▶ _Exercise objective_
The required result is the exact run of lines beginning at the one containing "Enumerate this screenshot's" and ending at the last line of the entries.

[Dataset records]
------------------------------------

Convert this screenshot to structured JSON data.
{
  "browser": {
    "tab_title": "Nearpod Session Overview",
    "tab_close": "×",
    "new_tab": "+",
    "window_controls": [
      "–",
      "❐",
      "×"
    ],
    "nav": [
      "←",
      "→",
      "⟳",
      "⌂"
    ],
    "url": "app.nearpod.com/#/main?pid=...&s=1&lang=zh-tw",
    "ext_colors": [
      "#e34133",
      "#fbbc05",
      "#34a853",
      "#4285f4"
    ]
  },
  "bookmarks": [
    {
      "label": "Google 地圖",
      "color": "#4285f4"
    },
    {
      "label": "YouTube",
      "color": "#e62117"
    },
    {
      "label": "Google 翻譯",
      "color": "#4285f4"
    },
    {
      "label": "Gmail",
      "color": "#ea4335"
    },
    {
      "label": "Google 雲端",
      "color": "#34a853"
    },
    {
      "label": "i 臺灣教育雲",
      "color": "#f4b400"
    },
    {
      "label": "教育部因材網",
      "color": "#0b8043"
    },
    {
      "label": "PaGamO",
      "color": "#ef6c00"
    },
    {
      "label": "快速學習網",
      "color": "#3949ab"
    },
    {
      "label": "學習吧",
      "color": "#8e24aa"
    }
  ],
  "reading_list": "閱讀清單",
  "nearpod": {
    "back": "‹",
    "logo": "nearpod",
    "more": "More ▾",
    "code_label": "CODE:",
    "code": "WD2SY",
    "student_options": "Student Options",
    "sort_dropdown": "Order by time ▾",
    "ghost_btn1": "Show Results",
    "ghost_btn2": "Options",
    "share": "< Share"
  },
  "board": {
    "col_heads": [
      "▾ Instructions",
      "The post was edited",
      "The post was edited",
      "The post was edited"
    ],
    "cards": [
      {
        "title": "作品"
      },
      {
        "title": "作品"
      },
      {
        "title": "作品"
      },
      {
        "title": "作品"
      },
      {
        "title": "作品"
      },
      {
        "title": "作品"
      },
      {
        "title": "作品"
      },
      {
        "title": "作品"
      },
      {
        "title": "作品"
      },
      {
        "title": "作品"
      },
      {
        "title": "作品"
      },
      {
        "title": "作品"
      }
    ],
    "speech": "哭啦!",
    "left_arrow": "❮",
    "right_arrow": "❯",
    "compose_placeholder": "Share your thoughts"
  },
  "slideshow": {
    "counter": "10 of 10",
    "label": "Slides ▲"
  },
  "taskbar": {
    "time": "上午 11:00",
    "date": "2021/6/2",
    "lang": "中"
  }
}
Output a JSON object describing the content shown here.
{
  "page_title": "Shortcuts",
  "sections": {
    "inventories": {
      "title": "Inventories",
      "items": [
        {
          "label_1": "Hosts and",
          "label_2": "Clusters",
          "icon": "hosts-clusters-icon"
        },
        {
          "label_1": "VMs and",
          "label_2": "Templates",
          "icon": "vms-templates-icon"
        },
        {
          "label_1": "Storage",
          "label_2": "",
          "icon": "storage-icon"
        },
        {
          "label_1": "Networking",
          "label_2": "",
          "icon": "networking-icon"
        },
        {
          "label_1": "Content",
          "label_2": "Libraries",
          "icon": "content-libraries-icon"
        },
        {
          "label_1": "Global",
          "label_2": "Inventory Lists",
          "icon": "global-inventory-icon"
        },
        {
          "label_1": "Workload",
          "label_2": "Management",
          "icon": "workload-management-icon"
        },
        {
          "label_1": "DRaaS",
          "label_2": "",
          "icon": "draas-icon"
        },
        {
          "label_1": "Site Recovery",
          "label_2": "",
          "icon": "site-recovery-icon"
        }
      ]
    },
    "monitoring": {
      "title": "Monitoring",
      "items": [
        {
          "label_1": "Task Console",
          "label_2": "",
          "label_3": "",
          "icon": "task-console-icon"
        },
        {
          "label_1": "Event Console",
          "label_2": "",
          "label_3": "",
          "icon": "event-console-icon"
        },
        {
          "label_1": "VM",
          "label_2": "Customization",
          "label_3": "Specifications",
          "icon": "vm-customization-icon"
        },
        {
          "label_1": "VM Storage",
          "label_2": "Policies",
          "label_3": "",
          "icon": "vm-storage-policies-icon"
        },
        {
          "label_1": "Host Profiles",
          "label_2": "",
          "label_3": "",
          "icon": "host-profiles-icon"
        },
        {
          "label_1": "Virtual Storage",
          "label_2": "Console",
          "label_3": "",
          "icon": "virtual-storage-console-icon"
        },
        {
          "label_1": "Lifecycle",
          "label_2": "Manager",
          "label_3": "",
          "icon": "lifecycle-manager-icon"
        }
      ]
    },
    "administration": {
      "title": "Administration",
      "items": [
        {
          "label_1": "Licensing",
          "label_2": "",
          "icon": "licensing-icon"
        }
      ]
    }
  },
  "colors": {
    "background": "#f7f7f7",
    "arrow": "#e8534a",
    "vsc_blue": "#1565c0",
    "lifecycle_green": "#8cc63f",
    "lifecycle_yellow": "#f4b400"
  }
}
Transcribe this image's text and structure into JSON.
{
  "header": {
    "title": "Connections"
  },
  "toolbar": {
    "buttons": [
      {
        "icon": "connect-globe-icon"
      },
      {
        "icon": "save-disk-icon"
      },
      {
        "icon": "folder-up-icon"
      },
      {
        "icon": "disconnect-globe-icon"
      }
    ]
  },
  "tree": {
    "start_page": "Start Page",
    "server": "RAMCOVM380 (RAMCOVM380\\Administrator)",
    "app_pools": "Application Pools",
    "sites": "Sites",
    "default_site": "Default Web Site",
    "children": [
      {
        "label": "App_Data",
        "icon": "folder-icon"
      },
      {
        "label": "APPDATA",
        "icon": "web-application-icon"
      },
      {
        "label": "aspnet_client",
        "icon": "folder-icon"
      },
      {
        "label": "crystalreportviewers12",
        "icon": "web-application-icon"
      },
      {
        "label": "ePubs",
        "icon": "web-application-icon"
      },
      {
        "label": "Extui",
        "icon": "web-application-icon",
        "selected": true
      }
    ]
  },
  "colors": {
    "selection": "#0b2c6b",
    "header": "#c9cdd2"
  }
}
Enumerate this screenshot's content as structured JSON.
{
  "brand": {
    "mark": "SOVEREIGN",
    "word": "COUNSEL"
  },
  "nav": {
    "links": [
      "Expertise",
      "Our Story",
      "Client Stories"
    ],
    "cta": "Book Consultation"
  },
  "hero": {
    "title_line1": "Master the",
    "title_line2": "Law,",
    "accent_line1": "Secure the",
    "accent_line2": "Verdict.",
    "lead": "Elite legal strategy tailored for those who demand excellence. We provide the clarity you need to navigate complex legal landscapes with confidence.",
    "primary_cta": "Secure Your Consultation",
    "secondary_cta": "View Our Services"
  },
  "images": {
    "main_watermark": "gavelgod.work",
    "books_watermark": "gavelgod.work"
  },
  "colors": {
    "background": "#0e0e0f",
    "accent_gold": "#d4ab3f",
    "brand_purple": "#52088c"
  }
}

------------------------------------

▶ _Answer_
Enumerate this screenshot's content as structured JSON.
{
  "brand": {
    "mark": "SOVEREIGN",
    "word": "COUNSEL"
  },
  "nav": {
    "links": [
      "Expertise",
      "Our Story",
      "Client Stories"
    ],
    "cta": "Book Consultation"
  },
  "hero": {
    "title_line1": "Master the",
    "title_line2": "Law,",
    "accent_line1": "Secure the",
    "accent_line2": "Verdict.",
    "lead": "Elite legal strategy tailored for those who demand excellence. We provide the clarity you need to navigate complex legal landscapes with confidence.",
    "primary_cta": "Secure Your Consultation",
    "secondary_cta": "View Our Services"
  },
  "images": {
    "main_watermark": "gavelgod.work",
    "books_watermark": "gavelgod.work"
  },
  "colors": {
    "background": "#0e0e0f",
    "accent_gold": "#d4ab3f",
    "brand_purple": "#52088c"
  }
}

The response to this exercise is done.